Written exercise: All records must be quoted exactly. Omit the pictures.

### Supplied records

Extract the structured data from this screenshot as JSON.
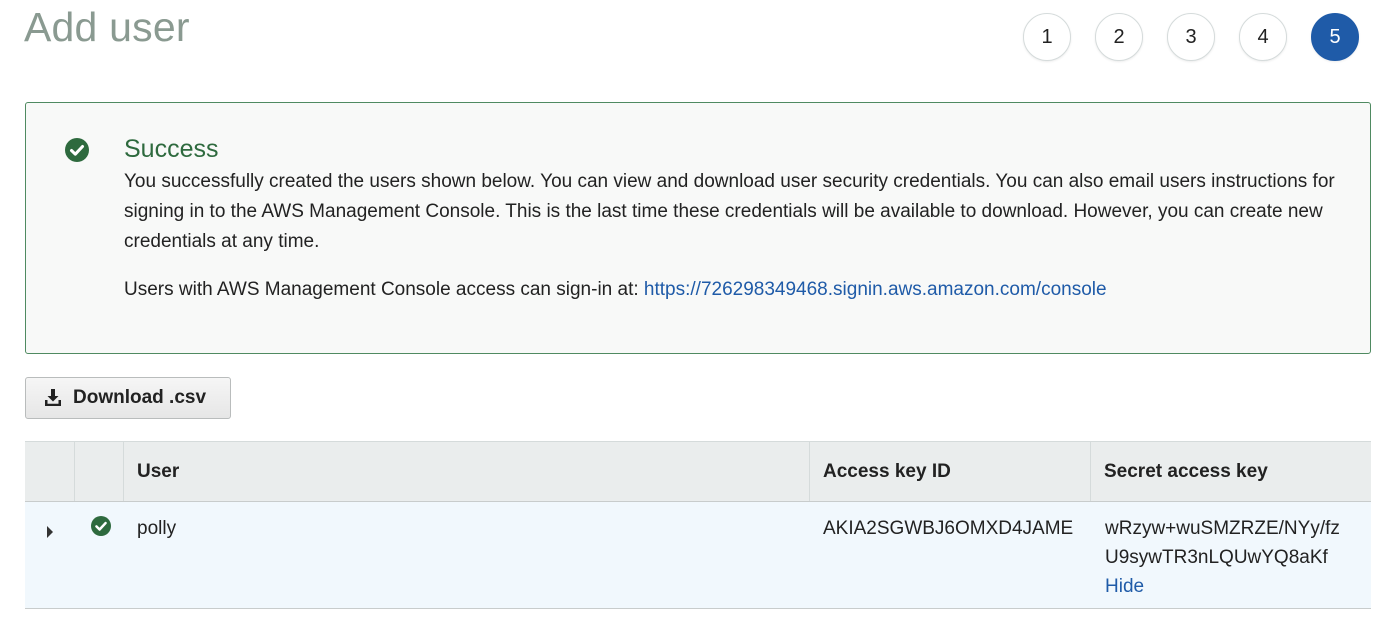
{
  "page": {
    "title": "Add user"
  },
  "steps": [
    "1",
    "2",
    "3",
    "4",
    "5"
  ],
  "active_step": "5",
  "alert": {
    "title": "Success",
    "body": "You successfully created the users shown below. You can view and download user security credentials. You can also email users instructions for signing in to the AWS Management Console. This is the last time these credentials will be available to download. However, you can create new credentials at any time.",
    "signin_prefix": "Users with AWS Management Console access can sign-in at: ",
    "signin_url": "https://726298349468.signin.aws.amazon.com/console"
  },
  "download_button": {
    "label": "Download .csv"
  },
  "table": {
    "columns": [
      "User",
      "Access key ID",
      "Secret access key"
    ],
    "rows": [
      {
        "user": "polly",
        "access_key_id": "AKIA2SGWBJ6OMXD4JAME",
        "secret_access_key": "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",
        "hide_label": "Hide"
      }
    ]
  },
  "colors": {
    "success": "#2e6a3e",
    "link": "#1f5ba8",
    "active_step": "#1f5ba8"
  }
}
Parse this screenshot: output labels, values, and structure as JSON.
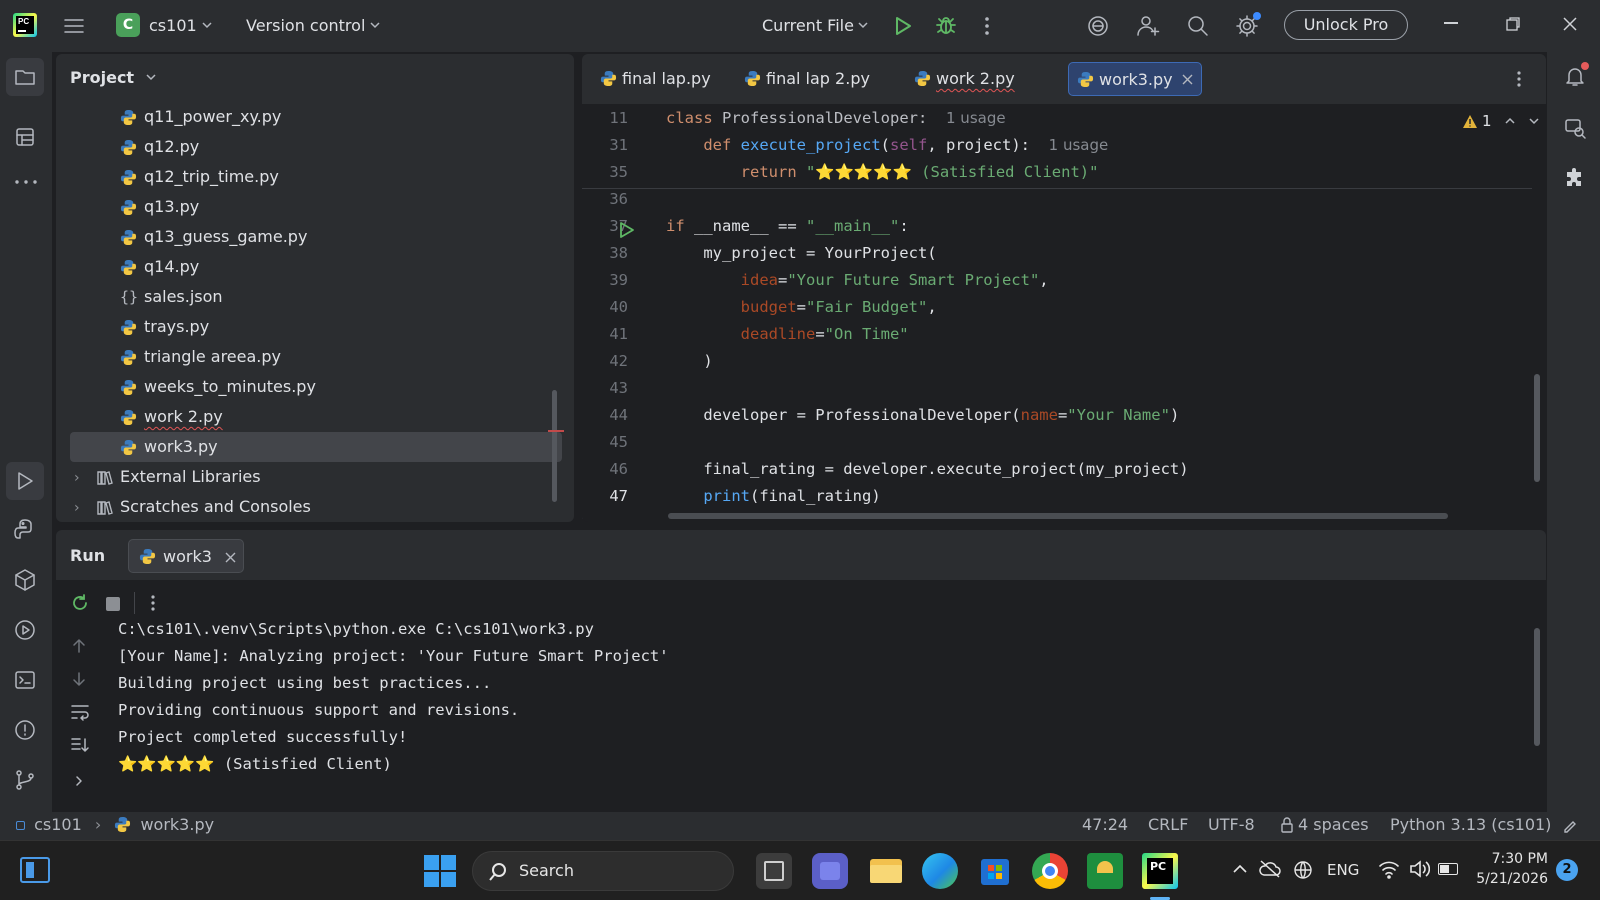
{
  "titlebar": {
    "project_letter": "C",
    "project_name": "cs101",
    "vcs": "Version control",
    "run_config": "Current File",
    "unlock": "Unlock Pro"
  },
  "project_panel": {
    "title": "Project",
    "files": [
      {
        "name": "q11_power_xy.py",
        "type": "py"
      },
      {
        "name": "q12.py",
        "type": "py"
      },
      {
        "name": "q12_trip_time.py",
        "type": "py"
      },
      {
        "name": "q13.py",
        "type": "py"
      },
      {
        "name": "q13_guess_game.py",
        "type": "py"
      },
      {
        "name": "q14.py",
        "type": "py"
      },
      {
        "name": "sales.json",
        "type": "json"
      },
      {
        "name": "trays.py",
        "type": "py"
      },
      {
        "name": "triangle areea.py",
        "type": "py"
      },
      {
        "name": "weeks_to_minutes.py",
        "type": "py"
      },
      {
        "name": "work 2.py",
        "type": "py"
      },
      {
        "name": "work3.py",
        "type": "py"
      }
    ],
    "external_libraries": "External Libraries",
    "scratches": "Scratches and Consoles"
  },
  "tabs": [
    "final lap.py",
    "final lap 2.py",
    "work 2.py",
    "work3.py"
  ],
  "editor": {
    "warning_count": "1",
    "lines": [
      {
        "n": "11",
        "html": "<span class='kw'>class</span> <span class='def'>ProfessionalDeveloper:</span>  <span class='hint'>1 usage</span>"
      },
      {
        "n": "31",
        "html": "    <span class='kw'>def</span> <span class='fn'>execute_project</span>(<span class='self'>self</span>, project):  <span class='hint'>1 usage</span>"
      },
      {
        "n": "35",
        "html": "        <span class='kw'>return</span> <span class='st'>\"⭐⭐⭐⭐⭐ (Satisfied Client)\"</span>"
      },
      {
        "n": "36",
        "html": ""
      },
      {
        "n": "37",
        "html": "<span class='kw'>if</span> __name__ == <span class='st'>\"__main__\"</span>:"
      },
      {
        "n": "38",
        "html": "    my_project = YourProject("
      },
      {
        "n": "39",
        "html": "        <span class='par'>idea</span>=<span class='st'>\"Your Future Smart Project\"</span>,"
      },
      {
        "n": "40",
        "html": "        <span class='par'>budget</span>=<span class='st'>\"Fair Budget\"</span>,"
      },
      {
        "n": "41",
        "html": "        <span class='par'>deadline</span>=<span class='st'>\"On Time\"</span>"
      },
      {
        "n": "42",
        "html": "    )"
      },
      {
        "n": "43",
        "html": ""
      },
      {
        "n": "44",
        "html": "    developer = ProfessionalDeveloper(<span class='par'>name</span>=<span class='st'>\"Your Name\"</span>)"
      },
      {
        "n": "45",
        "html": ""
      },
      {
        "n": "46",
        "html": "    final_rating = developer.execute_project(my_project)"
      },
      {
        "n": "47",
        "html": "    <span class='fn'>print</span>(final_rating)"
      }
    ]
  },
  "run_panel": {
    "title": "Run",
    "tab": "work3",
    "output": [
      "C:\\cs101\\.venv\\Scripts\\python.exe C:\\cs101\\work3.py",
      "[Your Name]: Analyzing project: 'Your Future Smart Project'",
      "Building project using best practices...",
      "Providing continuous support and revisions.",
      "Project completed successfully!",
      "⭐⭐⭐⭐⭐ (Satisfied Client)"
    ]
  },
  "statusbar": {
    "crumb_project": "cs101",
    "crumb_file": "work3.py",
    "position": "47:24",
    "line_sep": "CRLF",
    "encoding": "UTF-8",
    "indent": "4 spaces",
    "interpreter": "Python 3.13 (cs101)"
  },
  "taskbar": {
    "search": "Search",
    "lang": "ENG",
    "time": "7:30 PM",
    "date": "5/21/2026",
    "notif_count": "2"
  }
}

######

Result for this exercise:
Extract the structured data from this screenshot as JSON.
{
  "page": {
    "title": "Add user"
  },
  "steps": [
    "1",
    "2",
    "3",
    "4",
    "5"
  ],
  "active_step": "5",
  "alert": {
    "title": "Success",
    "body": "You successfully created the users shown below. You can view and download user security credentials. You can also email users instructions for signing in to the AWS Management Console. This is the last time these credentials will be available to download. However, you can create new credentials at any time.",
    "signin_prefix": "Users with AWS Management Console access can sign-in at: ",
    "signin_url": "https://726298349468.signin.aws.amazon.com/console"
  },
  "download_button": {
    "label": "Download .csv"
  },
  "table": {
    "columns": [
      "User",
      "Access key ID",
      "Secret access key"
    ],
    "rows": [
      {
        "user": "polly",
        "access_key_id": "AKIA2SGWBJ6OMXD4JAME",
        "secret_access_key": "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",
        "hide_label": "Hide"
      }
    ]
  },
  "colors": {
    "success": "#2e6a3e",
    "link": "#1f5ba8",
    "active_step": "#1f5ba8"
  }
}
Parse this screenshot: output labels, values, and structure as JSON.
{
  "titlebar": {
    "project_letter": "C",
    "project_name": "cs101",
    "vcs": "Version control",
    "run_config": "Current File",
    "unlock": "Unlock Pro"
  },
  "project_panel": {
    "title": "Project",
    "files": [
      {
        "name": "q11_power_xy.py",
        "type": "py"
      },
      {
        "name": "q12.py",
        "type": "py"
      },
      {
        "name": "q12_trip_time.py",
        "type": "py"
      },
      {
        "name": "q13.py",
        "type": "py"
      },
      {
        "name": "q13_guess_game.py",
        "type": "py"
      },
      {
        "name": "q14.py",
        "type": "py"
      },
      {
        "name": "sales.json",
        "type": "json"
      },
      {
        "name": "trays.py",
        "type": "py"
      },
      {
        "name": "triangle areea.py",
        "type": "py"
      },
      {
        "name": "weeks_to_minutes.py",
        "type": "py"
      },
      {
        "name": "work 2.py",
        "type": "py"
      },
      {
        "name": "work3.py",
        "type": "py"
      }
    ],
    "external_libraries": "External Libraries",
    "scratches": "Scratches and Consoles"
  },
  "tabs": [
    "final lap.py",
    "final lap 2.py",
    "work 2.py",
    "work3.py"
  ],
  "editor": {
    "warning_count": "1",
    "lines": [
      {
        "n": "11",
        "html": "<span class='kw'>class</span> <span class='def'>ProfessionalDeveloper:</span>  <span class='hint'>1 usage</span>"
      },
      {
        "n": "31",
        "html": "    <span class='kw'>def</span> <span class='fn'>execute_project</span>(<span class='self'>self</span>, project):  <span class='hint'>1 usage</span>"
      },
      {
        "n": "35",
        "html": "        <span class='kw'>return</span> <span class='st'>\"⭐⭐⭐⭐⭐ (Satisfied Client)\"</span>"
      },
      {
        "n": "36",
        "html": ""
      },
      {
        "n": "37",
        "html": "<span class='kw'>if</span> __name__ == <span class='st'>\"__main__\"</span>:"
      },
      {
        "n": "38",
        "html": "    my_project = YourProject("
      },
      {
        "n": "39",
        "html": "        <span class='par'>idea</span>=<span class='st'>\"Your Future Smart Project\"</span>,"
      },
      {
        "n": "40",
        "html": "        <span class='par'>budget</span>=<span class='st'>\"Fair Budget\"</span>,"
      },
      {
        "n": "41",
        "html": "        <span class='par'>deadline</span>=<span class='st'>\"On Time\"</span>"
      },
      {
        "n": "42",
        "html": "    )"
      },
      {
        "n": "43",
        "html": ""
      },
      {
        "n": "44",
        "html": "    developer = ProfessionalDeveloper(<span class='par'>name</span>=<span class='st'>\"Your Name\"</span>)"
      },
      {
        "n": "45",
        "html": ""
      },
      {
        "n": "46",
        "html": "    final_rating = developer.execute_project(my_project)"
      },
      {
        "n": "47",
        "html": "    <span class='fn'>print</span>(final_rating)"
      }
    ]
  },
  "run_panel": {
    "title": "Run",
    "tab": "work3",
    "output": [
      "C:\\cs101\\.venv\\Scripts\\python.exe C:\\cs101\\work3.py",
      "[Your Name]: Analyzing project: 'Your Future Smart Project'",
      "Building project using best practices...",
      "Providing continuous support and revisions.",
      "Project completed successfully!",
      "⭐⭐⭐⭐⭐ (Satisfied Client)"
    ]
  },
  "statusbar": {
    "crumb_project": "cs101",
    "crumb_file": "work3.py",
    "position": "47:24",
    "line_sep": "CRLF",
    "encoding": "UTF-8",
    "indent": "4 spaces",
    "interpreter": "Python 3.13 (cs101)"
  },
  "taskbar": {
    "search": "Search",
    "lang": "ENG",
    "time": "7:30 PM",
    "date": "5/21/2026",
    "notif_count": "2"
  }
}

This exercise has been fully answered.